WORK INSTRUCTIONS
Where a line of the material contains the string "quitarme", copy that line.

INPUT DATA

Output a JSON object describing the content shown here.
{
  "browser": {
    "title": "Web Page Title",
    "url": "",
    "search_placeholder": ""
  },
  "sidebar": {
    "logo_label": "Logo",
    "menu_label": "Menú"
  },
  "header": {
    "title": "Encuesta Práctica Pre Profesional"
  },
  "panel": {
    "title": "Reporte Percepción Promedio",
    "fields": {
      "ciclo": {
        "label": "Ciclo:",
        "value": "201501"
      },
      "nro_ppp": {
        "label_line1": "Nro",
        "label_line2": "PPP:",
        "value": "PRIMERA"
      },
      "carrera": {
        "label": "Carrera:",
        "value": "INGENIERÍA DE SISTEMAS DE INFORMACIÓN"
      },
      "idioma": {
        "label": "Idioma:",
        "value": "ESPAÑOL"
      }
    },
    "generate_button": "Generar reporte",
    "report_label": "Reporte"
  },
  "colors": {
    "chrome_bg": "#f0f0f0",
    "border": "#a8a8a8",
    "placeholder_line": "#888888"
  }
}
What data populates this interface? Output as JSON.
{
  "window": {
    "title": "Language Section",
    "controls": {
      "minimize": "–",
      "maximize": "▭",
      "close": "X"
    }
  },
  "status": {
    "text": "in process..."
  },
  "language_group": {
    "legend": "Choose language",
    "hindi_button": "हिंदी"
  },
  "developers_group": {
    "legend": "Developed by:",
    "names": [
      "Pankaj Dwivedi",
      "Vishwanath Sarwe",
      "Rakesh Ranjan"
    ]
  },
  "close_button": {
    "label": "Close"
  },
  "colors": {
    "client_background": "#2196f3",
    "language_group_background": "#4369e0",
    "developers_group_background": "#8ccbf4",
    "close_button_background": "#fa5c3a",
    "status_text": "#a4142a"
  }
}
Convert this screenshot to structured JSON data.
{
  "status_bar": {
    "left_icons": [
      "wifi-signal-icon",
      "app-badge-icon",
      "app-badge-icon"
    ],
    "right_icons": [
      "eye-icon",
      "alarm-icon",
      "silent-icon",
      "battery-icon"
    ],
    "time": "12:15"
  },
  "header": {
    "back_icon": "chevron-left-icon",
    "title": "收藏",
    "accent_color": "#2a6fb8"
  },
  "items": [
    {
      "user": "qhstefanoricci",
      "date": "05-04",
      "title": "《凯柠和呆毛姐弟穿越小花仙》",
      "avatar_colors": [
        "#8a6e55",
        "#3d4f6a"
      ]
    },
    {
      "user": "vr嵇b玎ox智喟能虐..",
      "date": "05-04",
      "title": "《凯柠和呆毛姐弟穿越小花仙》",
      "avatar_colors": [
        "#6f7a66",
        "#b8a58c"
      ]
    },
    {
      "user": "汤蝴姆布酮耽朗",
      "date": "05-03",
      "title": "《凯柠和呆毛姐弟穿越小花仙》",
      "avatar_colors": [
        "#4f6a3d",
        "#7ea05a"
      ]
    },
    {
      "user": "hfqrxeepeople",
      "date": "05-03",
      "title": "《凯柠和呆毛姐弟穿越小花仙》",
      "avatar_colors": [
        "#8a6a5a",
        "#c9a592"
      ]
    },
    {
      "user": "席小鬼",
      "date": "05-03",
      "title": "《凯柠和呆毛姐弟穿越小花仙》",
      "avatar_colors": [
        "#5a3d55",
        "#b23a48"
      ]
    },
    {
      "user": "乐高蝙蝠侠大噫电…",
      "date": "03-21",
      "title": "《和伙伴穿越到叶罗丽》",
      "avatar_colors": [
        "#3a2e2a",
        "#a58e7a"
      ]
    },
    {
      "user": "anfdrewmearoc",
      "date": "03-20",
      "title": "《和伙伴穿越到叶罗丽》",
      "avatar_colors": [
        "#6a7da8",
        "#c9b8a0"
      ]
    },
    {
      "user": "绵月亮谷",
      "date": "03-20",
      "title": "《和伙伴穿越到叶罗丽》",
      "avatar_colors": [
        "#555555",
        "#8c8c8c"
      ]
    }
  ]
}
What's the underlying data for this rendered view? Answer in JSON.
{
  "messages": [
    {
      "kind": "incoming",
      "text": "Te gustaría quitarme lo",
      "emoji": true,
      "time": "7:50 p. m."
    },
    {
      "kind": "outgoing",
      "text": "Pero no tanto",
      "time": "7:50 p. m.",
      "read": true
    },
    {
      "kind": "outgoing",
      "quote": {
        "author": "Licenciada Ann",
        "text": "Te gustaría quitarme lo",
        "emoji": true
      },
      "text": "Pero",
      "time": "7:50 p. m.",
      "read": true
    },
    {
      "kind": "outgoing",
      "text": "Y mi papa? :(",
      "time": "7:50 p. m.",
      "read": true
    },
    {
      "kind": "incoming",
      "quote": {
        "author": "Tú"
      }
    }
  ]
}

ANSWER TO THE PROBLEM
      "text": "Te gustaría quitarme lo",
        "text": "Te gustaría quitarme lo",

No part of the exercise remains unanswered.